Short task:
Gather up all lines that carry the word "JSON".
---*---
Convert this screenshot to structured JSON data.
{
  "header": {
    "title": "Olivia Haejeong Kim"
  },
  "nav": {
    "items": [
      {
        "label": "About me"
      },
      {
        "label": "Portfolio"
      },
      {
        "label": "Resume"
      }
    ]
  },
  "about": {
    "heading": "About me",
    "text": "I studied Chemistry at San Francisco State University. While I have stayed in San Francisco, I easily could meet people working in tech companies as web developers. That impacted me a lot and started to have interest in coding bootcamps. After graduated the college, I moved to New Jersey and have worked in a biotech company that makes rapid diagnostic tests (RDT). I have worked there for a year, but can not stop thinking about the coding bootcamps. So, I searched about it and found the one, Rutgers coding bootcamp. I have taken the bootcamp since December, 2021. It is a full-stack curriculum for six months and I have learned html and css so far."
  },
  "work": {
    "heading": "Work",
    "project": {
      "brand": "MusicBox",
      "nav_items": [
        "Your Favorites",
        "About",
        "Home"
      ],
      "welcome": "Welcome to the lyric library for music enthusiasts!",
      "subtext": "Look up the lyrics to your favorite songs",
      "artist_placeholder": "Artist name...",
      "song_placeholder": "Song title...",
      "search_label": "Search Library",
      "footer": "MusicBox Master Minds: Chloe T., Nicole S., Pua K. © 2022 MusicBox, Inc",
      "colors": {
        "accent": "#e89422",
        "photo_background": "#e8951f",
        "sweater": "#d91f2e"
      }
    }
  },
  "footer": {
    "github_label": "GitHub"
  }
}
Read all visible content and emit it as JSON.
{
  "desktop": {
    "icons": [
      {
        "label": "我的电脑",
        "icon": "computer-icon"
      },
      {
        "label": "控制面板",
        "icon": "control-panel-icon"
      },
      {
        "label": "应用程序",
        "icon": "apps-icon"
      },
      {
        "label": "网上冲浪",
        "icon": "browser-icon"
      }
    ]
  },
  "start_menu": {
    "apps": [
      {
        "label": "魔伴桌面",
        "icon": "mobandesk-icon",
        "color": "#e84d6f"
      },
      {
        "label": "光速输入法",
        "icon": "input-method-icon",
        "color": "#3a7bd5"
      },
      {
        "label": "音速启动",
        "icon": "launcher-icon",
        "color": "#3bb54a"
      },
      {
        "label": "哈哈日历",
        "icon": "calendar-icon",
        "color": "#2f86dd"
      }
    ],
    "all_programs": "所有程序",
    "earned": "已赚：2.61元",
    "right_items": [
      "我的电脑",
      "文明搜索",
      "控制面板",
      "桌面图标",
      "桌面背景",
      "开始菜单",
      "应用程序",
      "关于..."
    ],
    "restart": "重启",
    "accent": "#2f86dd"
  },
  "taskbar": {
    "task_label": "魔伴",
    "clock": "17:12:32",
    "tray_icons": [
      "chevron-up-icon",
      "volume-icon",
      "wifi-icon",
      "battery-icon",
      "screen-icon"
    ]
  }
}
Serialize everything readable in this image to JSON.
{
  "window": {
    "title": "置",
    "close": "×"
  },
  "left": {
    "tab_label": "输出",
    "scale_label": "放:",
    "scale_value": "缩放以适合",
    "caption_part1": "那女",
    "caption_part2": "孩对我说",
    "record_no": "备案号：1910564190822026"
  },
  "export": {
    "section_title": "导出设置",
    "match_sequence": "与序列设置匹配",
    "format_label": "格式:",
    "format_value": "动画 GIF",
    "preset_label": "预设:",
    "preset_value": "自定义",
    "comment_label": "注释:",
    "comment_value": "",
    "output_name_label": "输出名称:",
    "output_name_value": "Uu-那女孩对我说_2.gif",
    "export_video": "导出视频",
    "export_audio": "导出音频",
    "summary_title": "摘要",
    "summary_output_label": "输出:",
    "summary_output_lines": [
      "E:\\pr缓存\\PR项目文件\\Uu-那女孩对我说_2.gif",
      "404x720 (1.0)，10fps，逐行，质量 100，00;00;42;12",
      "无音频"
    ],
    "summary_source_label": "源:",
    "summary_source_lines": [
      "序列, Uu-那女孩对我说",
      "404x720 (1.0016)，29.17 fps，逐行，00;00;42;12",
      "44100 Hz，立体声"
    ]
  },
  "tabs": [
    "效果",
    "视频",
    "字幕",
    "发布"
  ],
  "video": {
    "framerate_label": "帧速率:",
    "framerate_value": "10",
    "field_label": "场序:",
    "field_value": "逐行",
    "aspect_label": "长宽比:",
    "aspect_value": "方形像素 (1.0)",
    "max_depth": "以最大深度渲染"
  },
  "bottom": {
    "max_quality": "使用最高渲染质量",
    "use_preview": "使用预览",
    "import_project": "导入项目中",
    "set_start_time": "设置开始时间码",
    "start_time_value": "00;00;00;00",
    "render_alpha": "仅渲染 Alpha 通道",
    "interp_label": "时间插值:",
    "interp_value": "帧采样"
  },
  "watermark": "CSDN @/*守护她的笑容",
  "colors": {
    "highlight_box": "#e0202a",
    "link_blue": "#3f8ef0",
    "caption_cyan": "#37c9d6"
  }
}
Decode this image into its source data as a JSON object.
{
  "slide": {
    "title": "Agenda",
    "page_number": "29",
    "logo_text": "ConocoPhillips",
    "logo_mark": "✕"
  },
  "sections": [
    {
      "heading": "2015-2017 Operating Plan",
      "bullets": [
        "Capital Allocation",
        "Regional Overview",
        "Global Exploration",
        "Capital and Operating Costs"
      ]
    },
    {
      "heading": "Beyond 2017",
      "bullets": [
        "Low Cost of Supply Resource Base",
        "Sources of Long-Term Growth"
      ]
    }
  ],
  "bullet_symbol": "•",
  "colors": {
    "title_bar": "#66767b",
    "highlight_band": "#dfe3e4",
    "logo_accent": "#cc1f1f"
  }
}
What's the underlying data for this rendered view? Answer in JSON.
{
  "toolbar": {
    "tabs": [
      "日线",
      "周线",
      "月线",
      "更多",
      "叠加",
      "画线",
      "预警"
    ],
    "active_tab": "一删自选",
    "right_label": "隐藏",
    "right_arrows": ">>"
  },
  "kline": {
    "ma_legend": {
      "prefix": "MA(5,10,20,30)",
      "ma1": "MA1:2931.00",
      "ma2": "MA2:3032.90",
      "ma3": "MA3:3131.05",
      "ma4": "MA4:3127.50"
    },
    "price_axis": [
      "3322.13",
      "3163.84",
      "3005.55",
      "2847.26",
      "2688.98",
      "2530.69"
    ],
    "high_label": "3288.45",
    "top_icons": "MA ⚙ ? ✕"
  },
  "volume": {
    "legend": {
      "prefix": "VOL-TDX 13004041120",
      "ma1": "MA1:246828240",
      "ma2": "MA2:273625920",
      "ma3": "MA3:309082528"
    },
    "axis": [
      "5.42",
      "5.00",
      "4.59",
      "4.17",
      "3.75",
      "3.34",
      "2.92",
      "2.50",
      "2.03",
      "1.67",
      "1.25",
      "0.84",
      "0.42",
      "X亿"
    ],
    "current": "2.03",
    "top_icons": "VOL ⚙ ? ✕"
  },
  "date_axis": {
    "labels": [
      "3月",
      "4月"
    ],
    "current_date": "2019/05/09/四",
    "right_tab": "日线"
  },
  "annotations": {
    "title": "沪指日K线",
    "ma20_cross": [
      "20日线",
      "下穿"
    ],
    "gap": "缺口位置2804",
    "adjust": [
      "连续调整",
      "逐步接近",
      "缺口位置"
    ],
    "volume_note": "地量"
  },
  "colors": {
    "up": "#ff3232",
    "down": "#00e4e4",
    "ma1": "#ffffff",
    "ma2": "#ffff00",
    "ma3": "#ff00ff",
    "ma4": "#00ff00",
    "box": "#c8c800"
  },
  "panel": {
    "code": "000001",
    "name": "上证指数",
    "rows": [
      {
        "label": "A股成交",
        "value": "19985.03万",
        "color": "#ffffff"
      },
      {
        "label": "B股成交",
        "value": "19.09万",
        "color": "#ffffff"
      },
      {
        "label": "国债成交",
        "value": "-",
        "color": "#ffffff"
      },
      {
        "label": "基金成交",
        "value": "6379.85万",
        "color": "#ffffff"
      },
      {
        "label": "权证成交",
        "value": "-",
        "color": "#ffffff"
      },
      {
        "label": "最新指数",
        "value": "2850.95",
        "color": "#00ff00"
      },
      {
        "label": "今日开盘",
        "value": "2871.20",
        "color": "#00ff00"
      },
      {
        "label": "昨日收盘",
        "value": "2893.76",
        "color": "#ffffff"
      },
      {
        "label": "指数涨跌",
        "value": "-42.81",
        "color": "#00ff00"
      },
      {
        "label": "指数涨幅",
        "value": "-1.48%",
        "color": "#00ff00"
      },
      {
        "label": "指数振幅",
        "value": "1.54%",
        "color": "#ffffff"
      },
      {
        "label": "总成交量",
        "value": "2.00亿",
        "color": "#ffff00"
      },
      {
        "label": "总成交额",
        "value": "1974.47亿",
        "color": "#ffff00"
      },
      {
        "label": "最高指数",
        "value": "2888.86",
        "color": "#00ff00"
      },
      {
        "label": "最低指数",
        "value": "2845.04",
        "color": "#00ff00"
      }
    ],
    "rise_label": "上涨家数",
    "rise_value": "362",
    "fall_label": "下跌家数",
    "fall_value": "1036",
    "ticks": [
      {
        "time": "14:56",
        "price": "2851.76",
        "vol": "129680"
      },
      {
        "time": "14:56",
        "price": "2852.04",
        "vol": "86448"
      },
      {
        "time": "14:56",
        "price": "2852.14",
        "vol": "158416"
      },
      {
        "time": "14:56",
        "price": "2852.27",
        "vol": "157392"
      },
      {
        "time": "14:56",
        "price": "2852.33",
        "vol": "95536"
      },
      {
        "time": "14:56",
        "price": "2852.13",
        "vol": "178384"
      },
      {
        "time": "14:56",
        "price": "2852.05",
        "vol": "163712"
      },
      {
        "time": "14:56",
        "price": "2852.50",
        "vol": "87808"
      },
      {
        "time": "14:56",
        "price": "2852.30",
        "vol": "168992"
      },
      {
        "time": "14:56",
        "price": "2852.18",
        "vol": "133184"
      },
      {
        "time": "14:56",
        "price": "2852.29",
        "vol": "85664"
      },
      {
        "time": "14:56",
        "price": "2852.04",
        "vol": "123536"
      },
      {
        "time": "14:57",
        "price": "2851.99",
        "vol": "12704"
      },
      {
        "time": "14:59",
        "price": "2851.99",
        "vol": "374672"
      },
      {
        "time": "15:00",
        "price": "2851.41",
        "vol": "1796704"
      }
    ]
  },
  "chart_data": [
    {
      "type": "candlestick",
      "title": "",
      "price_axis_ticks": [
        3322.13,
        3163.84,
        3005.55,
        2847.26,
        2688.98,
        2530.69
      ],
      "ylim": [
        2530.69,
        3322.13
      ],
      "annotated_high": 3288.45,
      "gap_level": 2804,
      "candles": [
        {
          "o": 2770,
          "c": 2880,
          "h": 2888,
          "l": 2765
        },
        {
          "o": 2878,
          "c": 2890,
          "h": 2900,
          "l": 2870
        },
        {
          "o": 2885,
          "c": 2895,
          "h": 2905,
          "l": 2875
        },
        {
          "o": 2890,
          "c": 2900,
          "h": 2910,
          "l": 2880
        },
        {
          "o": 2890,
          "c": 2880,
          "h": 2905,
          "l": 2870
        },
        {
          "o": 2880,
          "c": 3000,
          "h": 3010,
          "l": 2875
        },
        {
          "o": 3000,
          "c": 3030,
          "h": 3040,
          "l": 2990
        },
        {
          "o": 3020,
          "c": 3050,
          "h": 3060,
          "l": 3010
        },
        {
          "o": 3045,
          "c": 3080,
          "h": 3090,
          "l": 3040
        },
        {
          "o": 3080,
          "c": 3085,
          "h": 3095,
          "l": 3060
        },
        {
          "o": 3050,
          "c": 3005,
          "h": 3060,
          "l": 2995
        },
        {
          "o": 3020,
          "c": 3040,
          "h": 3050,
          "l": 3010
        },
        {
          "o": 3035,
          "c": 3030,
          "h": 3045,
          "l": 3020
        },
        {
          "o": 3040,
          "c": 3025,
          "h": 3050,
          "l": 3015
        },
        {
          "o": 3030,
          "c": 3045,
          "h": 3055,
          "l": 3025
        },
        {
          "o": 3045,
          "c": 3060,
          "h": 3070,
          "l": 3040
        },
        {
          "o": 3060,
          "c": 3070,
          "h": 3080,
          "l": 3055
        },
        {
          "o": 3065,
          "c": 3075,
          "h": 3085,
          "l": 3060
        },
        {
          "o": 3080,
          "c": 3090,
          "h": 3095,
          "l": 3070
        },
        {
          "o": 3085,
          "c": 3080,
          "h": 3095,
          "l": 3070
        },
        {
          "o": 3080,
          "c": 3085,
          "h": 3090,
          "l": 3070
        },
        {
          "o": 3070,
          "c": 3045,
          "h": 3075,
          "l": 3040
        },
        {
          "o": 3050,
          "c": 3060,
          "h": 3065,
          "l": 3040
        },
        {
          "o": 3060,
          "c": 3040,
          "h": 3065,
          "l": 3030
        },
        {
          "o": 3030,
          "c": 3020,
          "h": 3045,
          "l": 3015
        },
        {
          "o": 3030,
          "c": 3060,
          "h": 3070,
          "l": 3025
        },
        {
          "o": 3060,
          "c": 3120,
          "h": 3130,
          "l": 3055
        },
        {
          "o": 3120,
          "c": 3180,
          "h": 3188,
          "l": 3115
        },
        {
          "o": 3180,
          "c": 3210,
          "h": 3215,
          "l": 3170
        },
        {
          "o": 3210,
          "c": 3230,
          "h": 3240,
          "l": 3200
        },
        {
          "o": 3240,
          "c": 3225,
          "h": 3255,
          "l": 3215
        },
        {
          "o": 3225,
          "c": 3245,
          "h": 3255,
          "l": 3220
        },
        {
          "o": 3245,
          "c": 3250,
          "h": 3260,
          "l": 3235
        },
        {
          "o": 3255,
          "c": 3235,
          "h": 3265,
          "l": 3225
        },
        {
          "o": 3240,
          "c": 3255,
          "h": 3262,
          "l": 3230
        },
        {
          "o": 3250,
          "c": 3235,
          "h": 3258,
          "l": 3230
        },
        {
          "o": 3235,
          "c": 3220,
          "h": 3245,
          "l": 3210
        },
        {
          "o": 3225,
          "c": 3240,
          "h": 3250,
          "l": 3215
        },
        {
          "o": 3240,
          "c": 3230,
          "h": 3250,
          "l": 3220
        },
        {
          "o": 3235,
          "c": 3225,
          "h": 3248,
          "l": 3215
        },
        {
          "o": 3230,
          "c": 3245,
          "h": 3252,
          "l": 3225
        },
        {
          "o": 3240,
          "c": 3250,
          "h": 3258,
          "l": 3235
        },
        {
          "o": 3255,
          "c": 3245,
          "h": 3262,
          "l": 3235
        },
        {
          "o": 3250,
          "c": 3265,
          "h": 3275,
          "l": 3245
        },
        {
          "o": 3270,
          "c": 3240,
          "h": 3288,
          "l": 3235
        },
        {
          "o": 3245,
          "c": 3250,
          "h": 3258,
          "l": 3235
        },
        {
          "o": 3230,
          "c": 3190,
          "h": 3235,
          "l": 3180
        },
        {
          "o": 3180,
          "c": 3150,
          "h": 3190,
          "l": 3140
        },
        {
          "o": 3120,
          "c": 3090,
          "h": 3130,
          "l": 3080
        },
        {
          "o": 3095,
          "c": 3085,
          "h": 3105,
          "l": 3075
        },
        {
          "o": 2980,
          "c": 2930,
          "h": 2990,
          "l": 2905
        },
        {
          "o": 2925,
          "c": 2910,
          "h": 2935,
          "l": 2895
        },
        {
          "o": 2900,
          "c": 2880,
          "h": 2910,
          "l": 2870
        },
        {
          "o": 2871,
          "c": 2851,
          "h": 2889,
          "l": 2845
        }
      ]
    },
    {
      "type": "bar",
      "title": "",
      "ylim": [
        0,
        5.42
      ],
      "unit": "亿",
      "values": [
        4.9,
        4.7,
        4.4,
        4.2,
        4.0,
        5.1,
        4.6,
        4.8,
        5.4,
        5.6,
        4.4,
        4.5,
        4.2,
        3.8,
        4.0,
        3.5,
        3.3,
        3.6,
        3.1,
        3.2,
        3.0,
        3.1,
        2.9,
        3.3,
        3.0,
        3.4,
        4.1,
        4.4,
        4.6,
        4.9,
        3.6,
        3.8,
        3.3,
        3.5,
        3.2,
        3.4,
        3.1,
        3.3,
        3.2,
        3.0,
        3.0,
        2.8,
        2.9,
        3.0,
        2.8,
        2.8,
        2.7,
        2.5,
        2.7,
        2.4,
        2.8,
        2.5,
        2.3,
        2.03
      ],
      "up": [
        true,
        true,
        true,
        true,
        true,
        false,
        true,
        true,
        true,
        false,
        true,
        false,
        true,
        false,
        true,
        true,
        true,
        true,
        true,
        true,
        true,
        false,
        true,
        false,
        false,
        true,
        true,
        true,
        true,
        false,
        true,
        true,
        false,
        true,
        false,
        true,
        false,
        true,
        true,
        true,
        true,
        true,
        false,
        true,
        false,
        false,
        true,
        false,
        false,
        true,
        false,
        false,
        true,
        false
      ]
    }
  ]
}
---*---
Full response:
Convert this screenshot to structured JSON data.
Read all visible content and emit it as JSON.
Serialize everything readable in this image to JSON.
Decode this image into its source data as a JSON object.
What's the underlying data for this rendered view? Answer in JSON.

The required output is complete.